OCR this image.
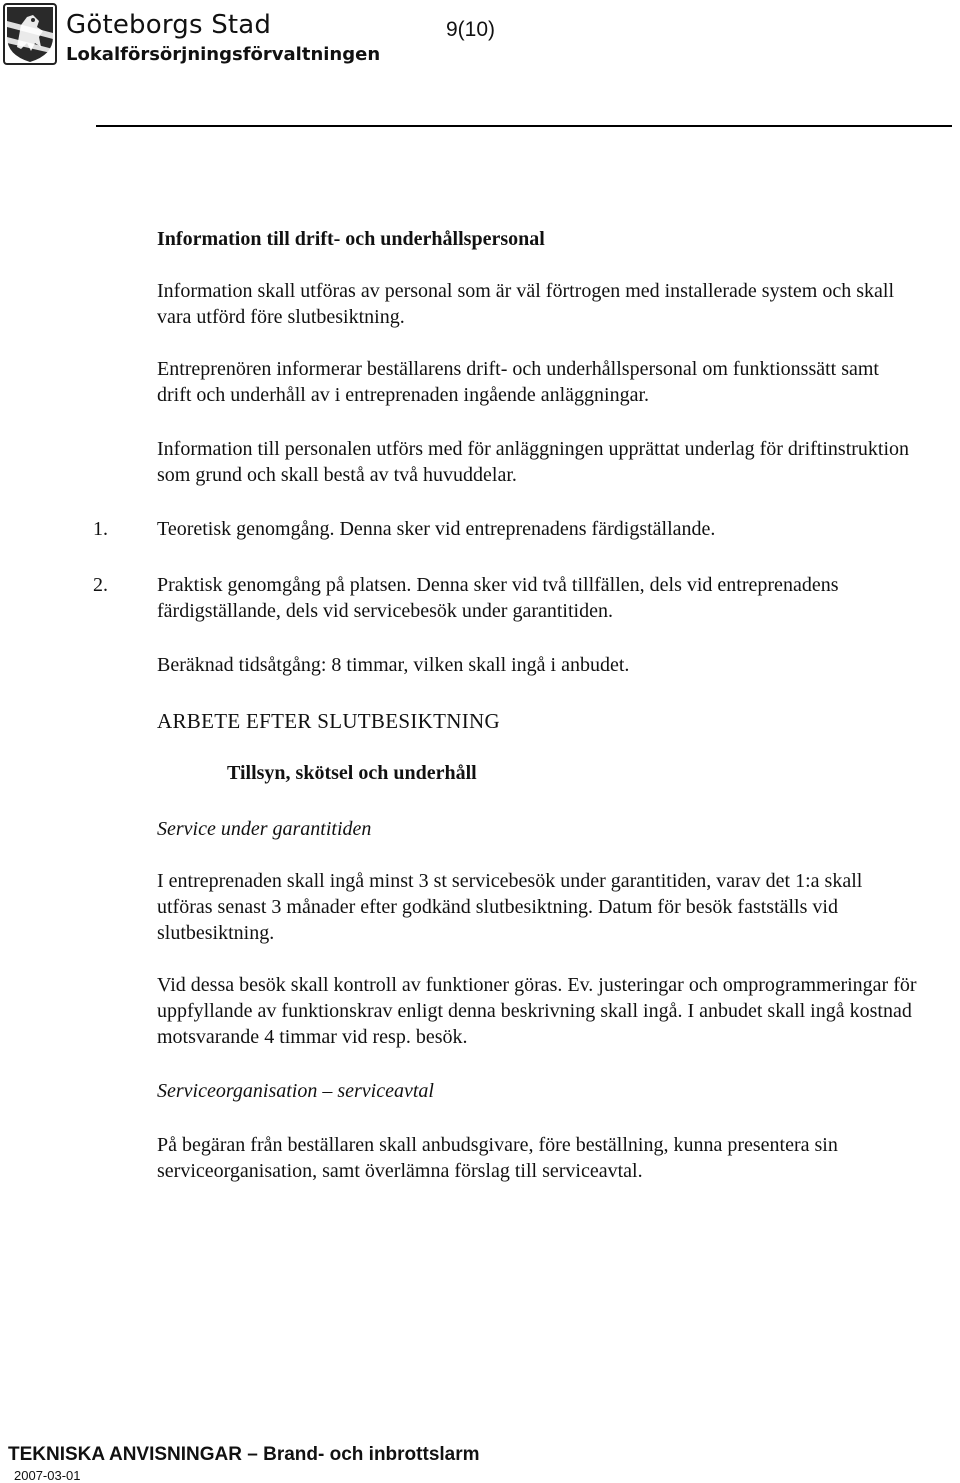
Göteborgs Stad
Lokalförsörjningsförvaltningen
9(10)

Information till drift- och underhållspersonal

Information skall utföras av personal som är väl förtrogen med installerade system och skall vara utförd före slutbesiktning.

Entreprenören informerar beställarens drift- och underhållspersonal om funktionssätt samt drift och underhåll av i entreprenaden ingående anläggningar.

Information till personalen utförs med för anläggningen upprättat underlag för driftinstruktion som grund och skall bestå av två huvuddelar.

1. Teoretisk genomgång. Denna sker vid entreprenadens färdigställande.

2. Praktisk genomgång på platsen. Denna sker vid två tillfällen, dels vid entreprenadens färdigställande, dels vid servicebesök under garantitiden.

Beräknad tidsåtgång: 8 timmar, vilken skall ingå i anbudet.

ARBETE EFTER SLUTBESIKTNING

Tillsyn, skötsel och underhåll

Service under garantitiden

I entreprenaden skall ingå minst 3 st servicebesök under garantitiden, varav det 1:a skall utföras senast 3 månader efter godkänd slutbesiktning. Datum för besök fastställs vid slutbesiktning.

Vid dessa besök skall kontroll av funktioner göras. Ev. justeringar och omprogrammeringar för uppfyllande av funktionskrav enligt denna beskrivning skall ingå. I anbudet skall ingå kostnad motsvarande 4 timmar vid resp. besök.

Serviceorganisation – serviceavtal

På begäran från beställaren skall anbudsgivare, före beställning, kunna presentera sin serviceorganisation, samt överlämna förslag till serviceavtal.

TEKNISKA ANVISNINGAR – Brand- och inbrottslarm
2007-03-01
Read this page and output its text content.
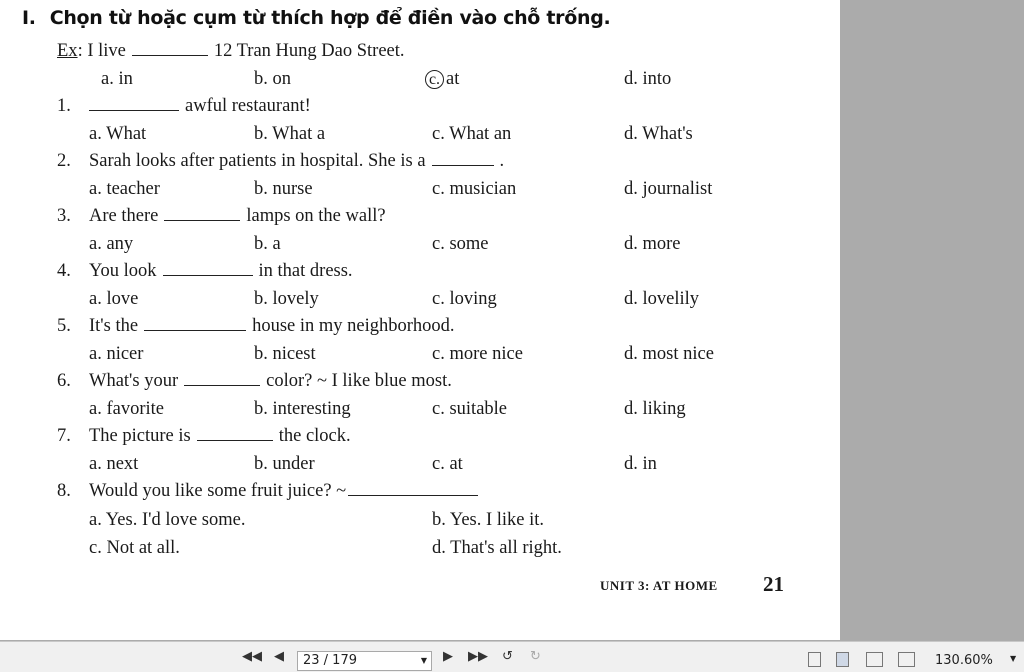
I. Chọn từ hoặc cụm từ thích hợp để điền vào chỗ trống.
Ex: I live	12 Tran Hung Dao Street.
a. in	b. on	c. at	d. into
1.	awful restaurant!
a. What	b. What a	c. What an	d. What's
2. Sarah looks after patients in hospital. She is a	.
a. teacher	b. nurse	c. musician	d. journalist
3. Are there	lamps on the wall?
a. any	b. a	c. some	d. more
4. You look	in that dress.
a. love	b. lovely	c. loving	d. lovelily
5. It's the	house in my neighborhood.
a. nicer	b. nicest	c. more nice	d. most nice
6. What's your	color? ~ I like blue most.
a. favorite	b. interesting	c. suitable	d. liking
7. The picture is	the clock.
a. next	b. under	c. at	d. in
8. Would you like some fruit juice? ~
a. Yes. I'd love some.	b. Yes. I like it.
c. Not at all.	d. That's all right.
UNIT 3: AT HOME 21
◀◀ ◀	23 / 179	▼ ▶ ▶▶ ↺ ↻	130.60% ▼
+---+
**WORK INSTRUCTION**
Using the data above, copy each line that contains "like".

**REPLY**
6. What's your	color? ~ I like blue most.
8. Would you like some fruit juice? ~
a. Yes. I'd love some.	b. Yes. I like it.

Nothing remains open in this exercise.